Copy out the material below in full, but not its images.

_ _ _

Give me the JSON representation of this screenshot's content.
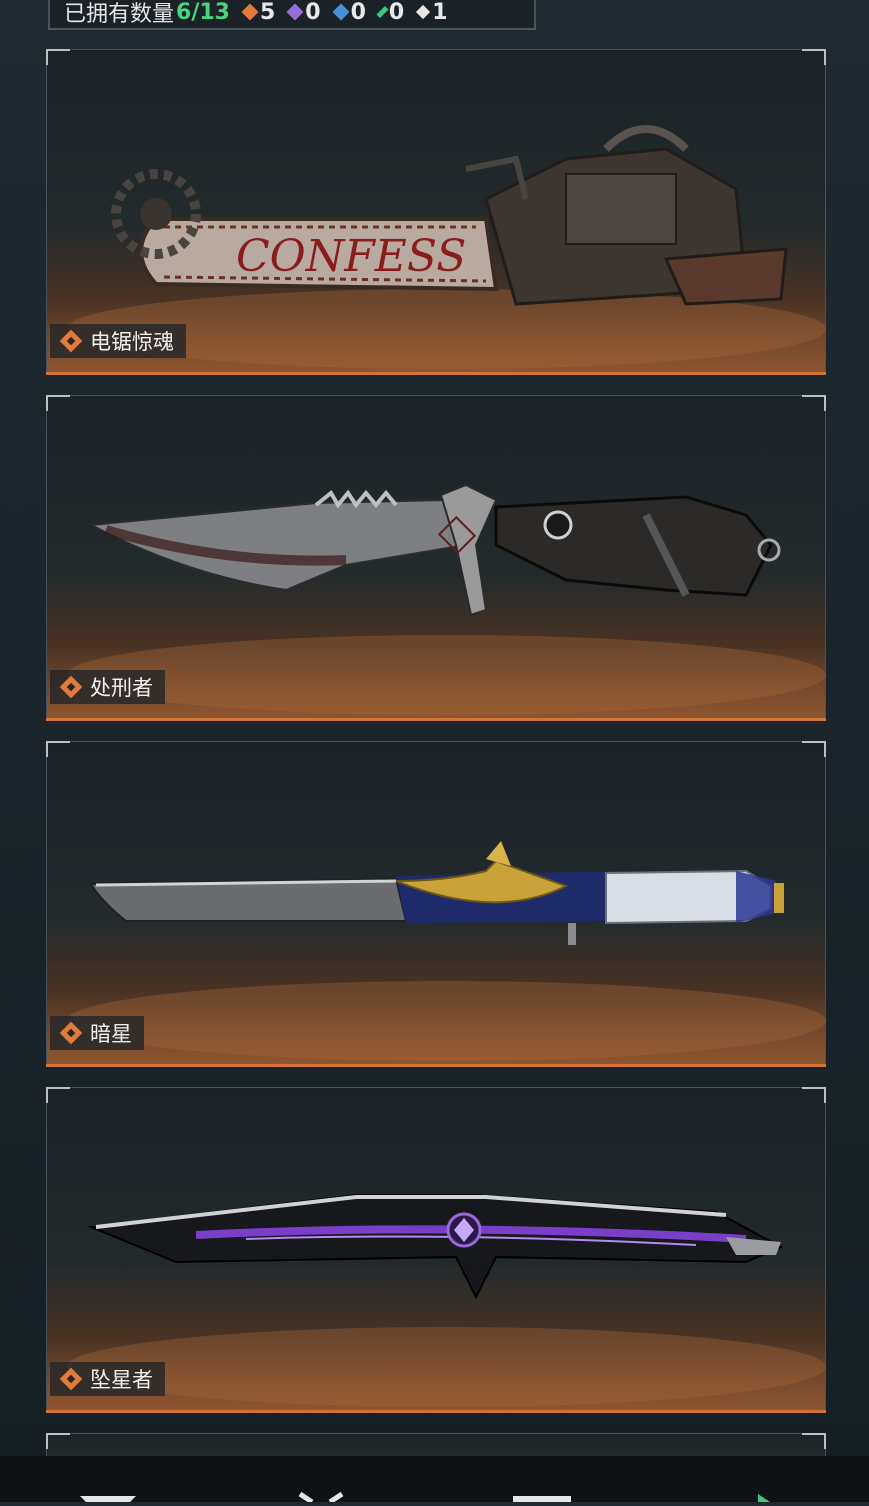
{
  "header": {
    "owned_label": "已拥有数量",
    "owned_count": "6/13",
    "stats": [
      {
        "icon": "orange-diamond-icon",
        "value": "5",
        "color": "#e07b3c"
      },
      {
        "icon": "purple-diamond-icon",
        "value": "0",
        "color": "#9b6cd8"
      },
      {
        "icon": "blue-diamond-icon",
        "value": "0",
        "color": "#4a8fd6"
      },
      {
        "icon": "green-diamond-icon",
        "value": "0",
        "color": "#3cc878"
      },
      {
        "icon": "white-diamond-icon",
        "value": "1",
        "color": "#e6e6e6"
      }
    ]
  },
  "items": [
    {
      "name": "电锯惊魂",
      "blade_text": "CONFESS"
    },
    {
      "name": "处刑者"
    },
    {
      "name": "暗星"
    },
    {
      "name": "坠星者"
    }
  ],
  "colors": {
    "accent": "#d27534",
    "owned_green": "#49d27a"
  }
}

_ _ _

Output:
Give me the JSON representation of this screenshot's content.
{
  "header": {
    "owned_label": "已拥有数量",
    "owned_count": "6/13",
    "stats": [
      {
        "icon": "orange-diamond-icon",
        "value": "5",
        "color": "#e07b3c"
      },
      {
        "icon": "purple-diamond-icon",
        "value": "0",
        "color": "#9b6cd8"
      },
      {
        "icon": "blue-diamond-icon",
        "value": "0",
        "color": "#4a8fd6"
      },
      {
        "icon": "green-diamond-icon",
        "value": "0",
        "color": "#3cc878"
      },
      {
        "icon": "white-diamond-icon",
        "value": "1",
        "color": "#e6e6e6"
      }
    ]
  },
  "items": [
    {
      "name": "电锯惊魂",
      "blade_text": "CONFESS"
    },
    {
      "name": "处刑者"
    },
    {
      "name": "暗星"
    },
    {
      "name": "坠星者"
    }
  ],
  "colors": {
    "accent": "#d27534",
    "owned_green": "#49d27a"
  }
}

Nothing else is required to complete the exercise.